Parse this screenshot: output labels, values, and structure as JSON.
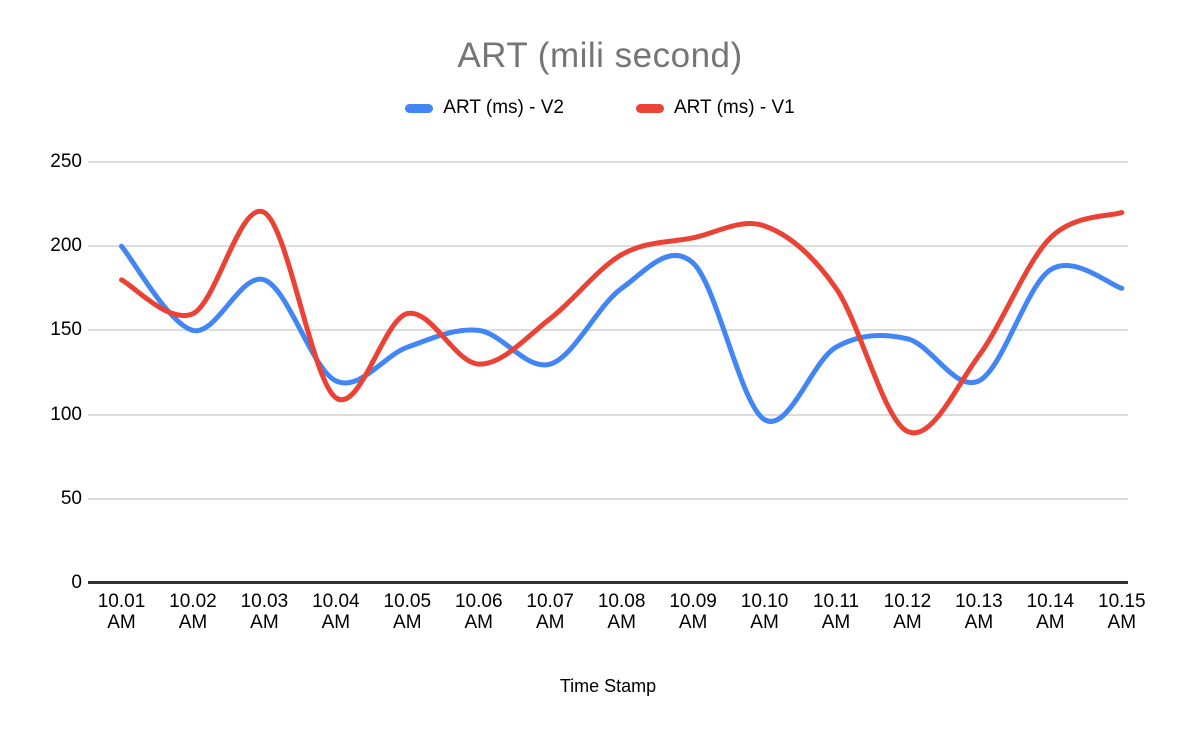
{
  "title": "ART (mili second)",
  "x_axis_title": "Time Stamp",
  "colors": {
    "series_v2": "#4285F4",
    "series_v1": "#EA4335",
    "title_text": "#757575",
    "axis_text": "#000000",
    "gridline": "#dcdcdc",
    "baseline": "#333333",
    "background": "#ffffff"
  },
  "chart_data": {
    "type": "line",
    "smooth": true,
    "title": "ART (mili second)",
    "xlabel": "Time Stamp",
    "ylabel": "",
    "categories": [
      "10.01 AM",
      "10.02 AM",
      "10.03 AM",
      "10.04 AM",
      "10.05 AM",
      "10.06 AM",
      "10.07 AM",
      "10.08 AM",
      "10.09 AM",
      "10.10 AM",
      "10.11 AM",
      "10.12 AM",
      "10.13 AM",
      "10.14 AM",
      "10.15 AM"
    ],
    "series": [
      {
        "name": "ART (ms) - V2",
        "color": "#4285F4",
        "values": [
          200,
          150,
          180,
          120,
          140,
          150,
          130,
          175,
          190,
          97,
          140,
          145,
          120,
          186,
          175
        ]
      },
      {
        "name": "ART (ms) - V1",
        "color": "#EA4335",
        "values": [
          180,
          160,
          220,
          110,
          160,
          130,
          157,
          195,
          205,
          212,
          175,
          90,
          135,
          205,
          220
        ]
      }
    ],
    "y_ticks": [
      0,
      50,
      100,
      150,
      200,
      250
    ],
    "ylim": [
      0,
      250
    ],
    "grid": true,
    "legend_position": "top"
  }
}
⁂
(PROMPT)
Copy the entries exactly. Leave out the images.

(PROBLEM SOLUTION)
Parse this screenshot: output labels, values, and structure as JSON.
{
  "title": "ART (mili second)",
  "x_axis_title": "Time Stamp",
  "colors": {
    "series_v2": "#4285F4",
    "series_v1": "#EA4335",
    "title_text": "#757575",
    "axis_text": "#000000",
    "gridline": "#dcdcdc",
    "baseline": "#333333",
    "background": "#ffffff"
  },
  "chart_data": {
    "type": "line",
    "smooth": true,
    "title": "ART (mili second)",
    "xlabel": "Time Stamp",
    "ylabel": "",
    "categories": [
      "10.01 AM",
      "10.02 AM",
      "10.03 AM",
      "10.04 AM",
      "10.05 AM",
      "10.06 AM",
      "10.07 AM",
      "10.08 AM",
      "10.09 AM",
      "10.10 AM",
      "10.11 AM",
      "10.12 AM",
      "10.13 AM",
      "10.14 AM",
      "10.15 AM"
    ],
    "series": [
      {
        "name": "ART (ms) - V2",
        "color": "#4285F4",
        "values": [
          200,
          150,
          180,
          120,
          140,
          150,
          130,
          175,
          190,
          97,
          140,
          145,
          120,
          186,
          175
        ]
      },
      {
        "name": "ART (ms) - V1",
        "color": "#EA4335",
        "values": [
          180,
          160,
          220,
          110,
          160,
          130,
          157,
          195,
          205,
          212,
          175,
          90,
          135,
          205,
          220
        ]
      }
    ],
    "y_ticks": [
      0,
      50,
      100,
      150,
      200,
      250
    ],
    "ylim": [
      0,
      250
    ],
    "grid": true,
    "legend_position": "top"
  }
}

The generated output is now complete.